## TO BE DONE
Read through the entries below and return each line with the word "adatok".

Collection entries
◇ ◇ ◇ ◇ ◇
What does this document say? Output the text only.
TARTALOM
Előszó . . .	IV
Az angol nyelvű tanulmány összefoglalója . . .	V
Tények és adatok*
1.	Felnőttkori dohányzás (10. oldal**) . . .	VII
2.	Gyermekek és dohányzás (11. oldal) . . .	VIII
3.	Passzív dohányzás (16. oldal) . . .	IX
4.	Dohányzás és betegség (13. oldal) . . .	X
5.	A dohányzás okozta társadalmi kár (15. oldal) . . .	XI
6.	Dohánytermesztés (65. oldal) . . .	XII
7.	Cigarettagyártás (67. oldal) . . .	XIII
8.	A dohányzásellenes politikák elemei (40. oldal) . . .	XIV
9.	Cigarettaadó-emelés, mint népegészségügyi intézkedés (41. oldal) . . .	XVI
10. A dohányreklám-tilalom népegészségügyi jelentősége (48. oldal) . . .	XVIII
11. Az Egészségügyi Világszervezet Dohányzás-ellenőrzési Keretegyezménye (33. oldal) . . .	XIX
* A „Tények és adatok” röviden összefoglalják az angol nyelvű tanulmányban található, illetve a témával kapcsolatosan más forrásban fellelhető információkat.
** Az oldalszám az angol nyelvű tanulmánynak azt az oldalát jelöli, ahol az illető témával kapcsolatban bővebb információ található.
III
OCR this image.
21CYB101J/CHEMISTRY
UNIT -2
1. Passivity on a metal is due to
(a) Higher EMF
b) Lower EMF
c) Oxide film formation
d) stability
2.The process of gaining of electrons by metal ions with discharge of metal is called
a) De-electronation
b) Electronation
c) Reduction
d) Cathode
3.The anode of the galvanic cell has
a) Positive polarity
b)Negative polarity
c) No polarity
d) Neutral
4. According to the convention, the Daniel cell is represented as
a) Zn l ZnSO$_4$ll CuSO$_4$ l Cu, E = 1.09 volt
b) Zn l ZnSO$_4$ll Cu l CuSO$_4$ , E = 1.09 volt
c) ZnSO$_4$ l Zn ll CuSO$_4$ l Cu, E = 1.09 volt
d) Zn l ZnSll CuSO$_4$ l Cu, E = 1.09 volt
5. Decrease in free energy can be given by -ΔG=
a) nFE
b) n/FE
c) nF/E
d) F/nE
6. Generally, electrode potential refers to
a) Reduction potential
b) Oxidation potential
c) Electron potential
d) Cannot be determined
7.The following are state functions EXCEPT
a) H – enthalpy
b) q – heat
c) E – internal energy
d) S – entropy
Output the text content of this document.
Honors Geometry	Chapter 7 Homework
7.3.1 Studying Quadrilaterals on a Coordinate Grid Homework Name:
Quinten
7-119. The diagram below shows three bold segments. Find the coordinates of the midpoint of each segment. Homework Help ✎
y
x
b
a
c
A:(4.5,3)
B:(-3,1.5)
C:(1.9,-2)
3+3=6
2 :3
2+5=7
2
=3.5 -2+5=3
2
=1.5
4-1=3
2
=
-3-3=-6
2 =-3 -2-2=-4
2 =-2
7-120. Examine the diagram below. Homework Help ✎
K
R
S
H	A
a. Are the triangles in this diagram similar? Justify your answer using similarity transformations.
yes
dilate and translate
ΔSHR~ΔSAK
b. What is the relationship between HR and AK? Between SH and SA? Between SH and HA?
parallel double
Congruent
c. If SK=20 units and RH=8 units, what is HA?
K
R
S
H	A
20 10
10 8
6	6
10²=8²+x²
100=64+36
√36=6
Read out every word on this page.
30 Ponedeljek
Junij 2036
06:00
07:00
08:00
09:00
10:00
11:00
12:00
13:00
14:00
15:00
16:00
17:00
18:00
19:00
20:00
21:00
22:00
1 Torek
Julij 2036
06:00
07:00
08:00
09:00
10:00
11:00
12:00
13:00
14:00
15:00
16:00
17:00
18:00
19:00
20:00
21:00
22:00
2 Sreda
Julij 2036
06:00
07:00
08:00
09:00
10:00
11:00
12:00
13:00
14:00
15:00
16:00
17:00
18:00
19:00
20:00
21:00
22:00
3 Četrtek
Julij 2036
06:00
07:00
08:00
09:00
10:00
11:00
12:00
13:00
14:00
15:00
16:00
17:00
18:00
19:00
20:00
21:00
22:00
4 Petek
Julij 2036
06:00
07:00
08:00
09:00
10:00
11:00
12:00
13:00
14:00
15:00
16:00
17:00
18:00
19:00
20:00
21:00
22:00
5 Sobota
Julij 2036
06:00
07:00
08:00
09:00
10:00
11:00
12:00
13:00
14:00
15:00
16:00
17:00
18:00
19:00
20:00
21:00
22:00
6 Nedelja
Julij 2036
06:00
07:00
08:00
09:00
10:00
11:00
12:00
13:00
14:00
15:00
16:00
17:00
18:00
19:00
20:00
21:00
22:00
◇ ◇ ◇ ◇ ◇
## RESPONSE FOR THIS EXERCISE
Tények és adatok*
* A „Tények és adatok” röviden összefoglalják az angol nyelvű tanulmányban található, illetve a témával kapcsolatosan más forrásban fellelhető információkat.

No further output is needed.